> WORK TO COMPLETE: In the data, extract each line that holds the string "Egypt".

++++++++++

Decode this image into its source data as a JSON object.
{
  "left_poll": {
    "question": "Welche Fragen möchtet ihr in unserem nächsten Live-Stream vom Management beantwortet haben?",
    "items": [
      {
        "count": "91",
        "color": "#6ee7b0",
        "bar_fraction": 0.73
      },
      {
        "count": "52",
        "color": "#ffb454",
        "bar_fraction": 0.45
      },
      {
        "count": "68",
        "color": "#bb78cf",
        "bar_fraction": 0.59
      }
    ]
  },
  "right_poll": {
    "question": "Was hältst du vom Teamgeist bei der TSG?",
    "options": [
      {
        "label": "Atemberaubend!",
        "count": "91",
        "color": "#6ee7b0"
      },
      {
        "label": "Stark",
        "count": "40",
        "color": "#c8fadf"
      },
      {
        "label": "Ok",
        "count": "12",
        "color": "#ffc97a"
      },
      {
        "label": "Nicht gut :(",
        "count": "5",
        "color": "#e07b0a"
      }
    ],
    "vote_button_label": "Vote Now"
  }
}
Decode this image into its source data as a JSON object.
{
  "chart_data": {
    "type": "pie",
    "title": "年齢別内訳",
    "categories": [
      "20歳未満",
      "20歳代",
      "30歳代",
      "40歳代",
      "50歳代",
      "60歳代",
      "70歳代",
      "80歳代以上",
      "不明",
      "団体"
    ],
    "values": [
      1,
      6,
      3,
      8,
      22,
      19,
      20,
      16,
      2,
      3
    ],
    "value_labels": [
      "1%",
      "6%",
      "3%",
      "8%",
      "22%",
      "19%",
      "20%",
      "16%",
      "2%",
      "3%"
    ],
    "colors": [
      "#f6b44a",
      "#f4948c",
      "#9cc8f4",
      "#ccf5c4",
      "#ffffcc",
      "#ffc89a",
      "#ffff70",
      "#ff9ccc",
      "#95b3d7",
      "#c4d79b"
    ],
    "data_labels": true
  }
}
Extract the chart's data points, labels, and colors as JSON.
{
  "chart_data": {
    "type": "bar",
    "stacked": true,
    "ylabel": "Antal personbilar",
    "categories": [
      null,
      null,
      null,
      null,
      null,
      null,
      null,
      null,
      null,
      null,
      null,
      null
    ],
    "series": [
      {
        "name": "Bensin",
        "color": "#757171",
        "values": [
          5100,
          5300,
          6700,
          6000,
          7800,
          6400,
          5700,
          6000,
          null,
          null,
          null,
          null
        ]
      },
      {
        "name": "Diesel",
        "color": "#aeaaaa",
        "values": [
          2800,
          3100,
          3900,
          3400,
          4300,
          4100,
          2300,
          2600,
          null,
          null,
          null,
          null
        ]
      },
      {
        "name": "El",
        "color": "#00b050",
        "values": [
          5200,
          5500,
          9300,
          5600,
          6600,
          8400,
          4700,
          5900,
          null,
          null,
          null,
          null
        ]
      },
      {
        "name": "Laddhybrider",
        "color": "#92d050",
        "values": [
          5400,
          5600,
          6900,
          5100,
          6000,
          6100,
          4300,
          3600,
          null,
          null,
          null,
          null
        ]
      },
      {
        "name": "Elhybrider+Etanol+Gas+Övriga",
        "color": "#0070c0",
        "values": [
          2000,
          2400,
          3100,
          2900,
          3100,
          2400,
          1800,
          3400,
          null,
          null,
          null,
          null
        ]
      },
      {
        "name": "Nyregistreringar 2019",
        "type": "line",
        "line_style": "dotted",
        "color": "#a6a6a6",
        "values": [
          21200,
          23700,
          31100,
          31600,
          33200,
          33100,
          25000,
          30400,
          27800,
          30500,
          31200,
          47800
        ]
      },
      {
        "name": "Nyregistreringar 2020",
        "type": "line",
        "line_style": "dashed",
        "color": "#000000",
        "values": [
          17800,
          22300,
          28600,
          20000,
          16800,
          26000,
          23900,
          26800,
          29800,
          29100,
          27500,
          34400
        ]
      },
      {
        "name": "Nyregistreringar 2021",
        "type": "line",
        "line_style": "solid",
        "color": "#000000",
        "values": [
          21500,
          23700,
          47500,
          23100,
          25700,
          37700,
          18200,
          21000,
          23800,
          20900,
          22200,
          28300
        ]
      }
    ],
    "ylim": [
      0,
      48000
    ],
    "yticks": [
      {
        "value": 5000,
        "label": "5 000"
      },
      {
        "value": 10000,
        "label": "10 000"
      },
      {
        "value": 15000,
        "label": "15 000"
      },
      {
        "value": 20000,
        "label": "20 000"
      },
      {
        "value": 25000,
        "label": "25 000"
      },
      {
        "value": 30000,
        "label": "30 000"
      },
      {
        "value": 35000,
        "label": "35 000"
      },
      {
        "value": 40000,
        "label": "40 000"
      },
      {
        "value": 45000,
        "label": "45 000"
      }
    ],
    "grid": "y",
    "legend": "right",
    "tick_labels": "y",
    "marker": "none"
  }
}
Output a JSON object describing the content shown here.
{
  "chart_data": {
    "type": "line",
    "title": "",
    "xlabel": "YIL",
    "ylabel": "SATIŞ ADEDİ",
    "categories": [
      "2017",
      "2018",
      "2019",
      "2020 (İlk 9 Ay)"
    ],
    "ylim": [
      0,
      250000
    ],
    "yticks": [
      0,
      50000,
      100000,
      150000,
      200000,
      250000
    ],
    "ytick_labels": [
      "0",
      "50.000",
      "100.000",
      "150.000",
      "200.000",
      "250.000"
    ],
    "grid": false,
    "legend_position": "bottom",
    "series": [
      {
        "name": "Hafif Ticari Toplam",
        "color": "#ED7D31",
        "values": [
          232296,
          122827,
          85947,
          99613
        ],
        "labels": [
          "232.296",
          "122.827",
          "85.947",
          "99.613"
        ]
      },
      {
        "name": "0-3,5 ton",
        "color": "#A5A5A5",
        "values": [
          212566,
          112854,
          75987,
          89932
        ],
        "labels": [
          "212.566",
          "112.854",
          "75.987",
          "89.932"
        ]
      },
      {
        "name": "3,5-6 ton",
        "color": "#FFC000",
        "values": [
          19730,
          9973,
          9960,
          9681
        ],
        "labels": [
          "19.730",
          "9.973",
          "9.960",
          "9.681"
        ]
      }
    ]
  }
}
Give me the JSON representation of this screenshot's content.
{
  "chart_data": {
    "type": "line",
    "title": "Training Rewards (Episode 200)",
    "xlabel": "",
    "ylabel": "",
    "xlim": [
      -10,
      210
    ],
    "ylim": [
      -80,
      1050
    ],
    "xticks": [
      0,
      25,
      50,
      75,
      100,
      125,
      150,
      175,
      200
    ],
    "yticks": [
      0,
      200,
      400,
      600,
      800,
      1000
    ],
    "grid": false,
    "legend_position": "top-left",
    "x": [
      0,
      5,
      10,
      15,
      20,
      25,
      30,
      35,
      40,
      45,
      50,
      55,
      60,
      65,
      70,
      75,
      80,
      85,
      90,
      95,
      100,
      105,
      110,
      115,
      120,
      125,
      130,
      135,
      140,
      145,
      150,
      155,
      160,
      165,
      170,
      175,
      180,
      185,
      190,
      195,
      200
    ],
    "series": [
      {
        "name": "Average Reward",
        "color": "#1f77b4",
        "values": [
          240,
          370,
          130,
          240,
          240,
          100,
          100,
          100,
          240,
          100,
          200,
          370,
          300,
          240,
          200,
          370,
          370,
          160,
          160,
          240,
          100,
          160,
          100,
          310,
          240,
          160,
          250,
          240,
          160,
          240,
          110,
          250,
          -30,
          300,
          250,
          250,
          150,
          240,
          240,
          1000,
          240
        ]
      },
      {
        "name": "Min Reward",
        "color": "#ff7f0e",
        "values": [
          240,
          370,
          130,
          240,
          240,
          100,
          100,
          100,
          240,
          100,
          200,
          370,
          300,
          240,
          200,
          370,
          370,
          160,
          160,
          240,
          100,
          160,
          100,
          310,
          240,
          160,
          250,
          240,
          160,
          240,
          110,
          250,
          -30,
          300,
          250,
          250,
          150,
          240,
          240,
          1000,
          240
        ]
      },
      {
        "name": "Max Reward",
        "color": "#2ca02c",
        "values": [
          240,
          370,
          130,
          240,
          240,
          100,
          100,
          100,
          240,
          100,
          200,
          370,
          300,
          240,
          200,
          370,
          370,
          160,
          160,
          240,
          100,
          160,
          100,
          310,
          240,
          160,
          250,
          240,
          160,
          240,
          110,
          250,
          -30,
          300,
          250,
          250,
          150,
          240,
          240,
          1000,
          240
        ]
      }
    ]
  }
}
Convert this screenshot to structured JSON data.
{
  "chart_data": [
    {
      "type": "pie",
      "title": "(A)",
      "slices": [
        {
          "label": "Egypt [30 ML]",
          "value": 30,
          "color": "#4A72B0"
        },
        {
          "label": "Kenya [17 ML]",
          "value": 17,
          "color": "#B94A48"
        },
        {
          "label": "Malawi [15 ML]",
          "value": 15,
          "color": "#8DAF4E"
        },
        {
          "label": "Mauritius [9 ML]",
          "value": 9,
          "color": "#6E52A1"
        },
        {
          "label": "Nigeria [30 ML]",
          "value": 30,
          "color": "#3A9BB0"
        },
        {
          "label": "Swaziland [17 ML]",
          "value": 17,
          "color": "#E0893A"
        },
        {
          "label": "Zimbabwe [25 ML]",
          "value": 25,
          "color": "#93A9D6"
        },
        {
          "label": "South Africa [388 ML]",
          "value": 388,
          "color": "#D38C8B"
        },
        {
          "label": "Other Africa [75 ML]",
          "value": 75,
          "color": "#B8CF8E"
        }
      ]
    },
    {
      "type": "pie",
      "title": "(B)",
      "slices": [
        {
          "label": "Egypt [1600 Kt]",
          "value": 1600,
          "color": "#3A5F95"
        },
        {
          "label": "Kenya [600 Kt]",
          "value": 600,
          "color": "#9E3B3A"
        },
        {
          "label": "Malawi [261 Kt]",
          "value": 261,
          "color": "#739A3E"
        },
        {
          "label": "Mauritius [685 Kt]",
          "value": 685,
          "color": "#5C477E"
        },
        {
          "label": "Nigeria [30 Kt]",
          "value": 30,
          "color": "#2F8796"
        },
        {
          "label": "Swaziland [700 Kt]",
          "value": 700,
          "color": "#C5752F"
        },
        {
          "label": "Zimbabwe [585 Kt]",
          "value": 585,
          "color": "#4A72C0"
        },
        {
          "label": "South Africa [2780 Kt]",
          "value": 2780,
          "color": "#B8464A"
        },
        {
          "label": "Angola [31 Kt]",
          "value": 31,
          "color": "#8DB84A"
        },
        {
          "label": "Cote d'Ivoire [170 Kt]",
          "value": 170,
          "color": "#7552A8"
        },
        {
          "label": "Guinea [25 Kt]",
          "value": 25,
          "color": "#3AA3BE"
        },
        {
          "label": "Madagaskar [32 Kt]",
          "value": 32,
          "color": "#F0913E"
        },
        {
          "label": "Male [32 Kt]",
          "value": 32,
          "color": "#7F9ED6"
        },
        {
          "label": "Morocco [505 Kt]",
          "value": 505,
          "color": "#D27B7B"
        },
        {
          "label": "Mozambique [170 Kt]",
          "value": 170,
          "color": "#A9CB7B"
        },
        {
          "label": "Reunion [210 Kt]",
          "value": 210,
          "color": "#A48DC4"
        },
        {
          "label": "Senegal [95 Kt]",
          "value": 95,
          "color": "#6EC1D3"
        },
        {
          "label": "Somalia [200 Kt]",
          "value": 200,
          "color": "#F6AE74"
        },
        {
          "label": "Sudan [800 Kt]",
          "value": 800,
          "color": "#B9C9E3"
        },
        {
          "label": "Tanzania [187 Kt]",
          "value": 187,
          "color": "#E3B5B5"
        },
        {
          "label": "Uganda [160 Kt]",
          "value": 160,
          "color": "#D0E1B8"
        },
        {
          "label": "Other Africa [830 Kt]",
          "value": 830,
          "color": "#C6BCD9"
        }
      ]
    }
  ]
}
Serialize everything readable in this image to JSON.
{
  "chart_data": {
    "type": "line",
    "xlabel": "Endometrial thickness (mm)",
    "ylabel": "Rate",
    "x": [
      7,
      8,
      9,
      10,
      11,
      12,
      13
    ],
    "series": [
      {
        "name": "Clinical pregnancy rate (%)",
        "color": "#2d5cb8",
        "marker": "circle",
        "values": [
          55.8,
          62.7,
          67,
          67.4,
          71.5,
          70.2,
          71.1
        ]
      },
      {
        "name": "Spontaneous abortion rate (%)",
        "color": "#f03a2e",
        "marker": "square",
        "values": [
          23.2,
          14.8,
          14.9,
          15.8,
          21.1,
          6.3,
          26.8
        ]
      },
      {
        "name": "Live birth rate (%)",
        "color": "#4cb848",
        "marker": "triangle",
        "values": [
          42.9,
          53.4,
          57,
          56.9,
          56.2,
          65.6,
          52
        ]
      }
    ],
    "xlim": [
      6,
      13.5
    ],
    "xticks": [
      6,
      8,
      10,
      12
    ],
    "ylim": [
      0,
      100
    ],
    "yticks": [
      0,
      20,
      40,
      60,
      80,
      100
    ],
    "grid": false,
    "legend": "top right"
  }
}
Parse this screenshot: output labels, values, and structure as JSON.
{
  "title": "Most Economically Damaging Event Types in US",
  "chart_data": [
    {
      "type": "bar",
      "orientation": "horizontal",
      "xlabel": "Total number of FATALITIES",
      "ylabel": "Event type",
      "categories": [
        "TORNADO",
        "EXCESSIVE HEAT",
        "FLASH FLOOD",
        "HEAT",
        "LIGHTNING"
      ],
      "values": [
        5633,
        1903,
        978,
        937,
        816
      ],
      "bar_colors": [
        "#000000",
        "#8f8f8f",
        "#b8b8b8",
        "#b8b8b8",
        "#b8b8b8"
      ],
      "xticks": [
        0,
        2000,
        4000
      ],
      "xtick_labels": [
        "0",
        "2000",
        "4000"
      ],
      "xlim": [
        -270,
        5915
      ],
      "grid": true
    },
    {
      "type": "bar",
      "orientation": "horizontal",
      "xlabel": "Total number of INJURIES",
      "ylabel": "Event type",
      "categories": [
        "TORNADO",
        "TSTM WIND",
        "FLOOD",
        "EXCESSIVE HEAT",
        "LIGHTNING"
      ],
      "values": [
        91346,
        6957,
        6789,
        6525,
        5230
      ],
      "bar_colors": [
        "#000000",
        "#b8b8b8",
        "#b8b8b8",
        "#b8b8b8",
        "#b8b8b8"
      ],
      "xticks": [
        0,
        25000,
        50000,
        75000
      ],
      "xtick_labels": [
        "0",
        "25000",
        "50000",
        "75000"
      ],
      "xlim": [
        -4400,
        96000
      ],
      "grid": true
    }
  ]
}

++++++++++

> CORRECT OUTPUT:
          "label": "Egypt [30 ML]",
          "label": "Egypt [1600 Kt]",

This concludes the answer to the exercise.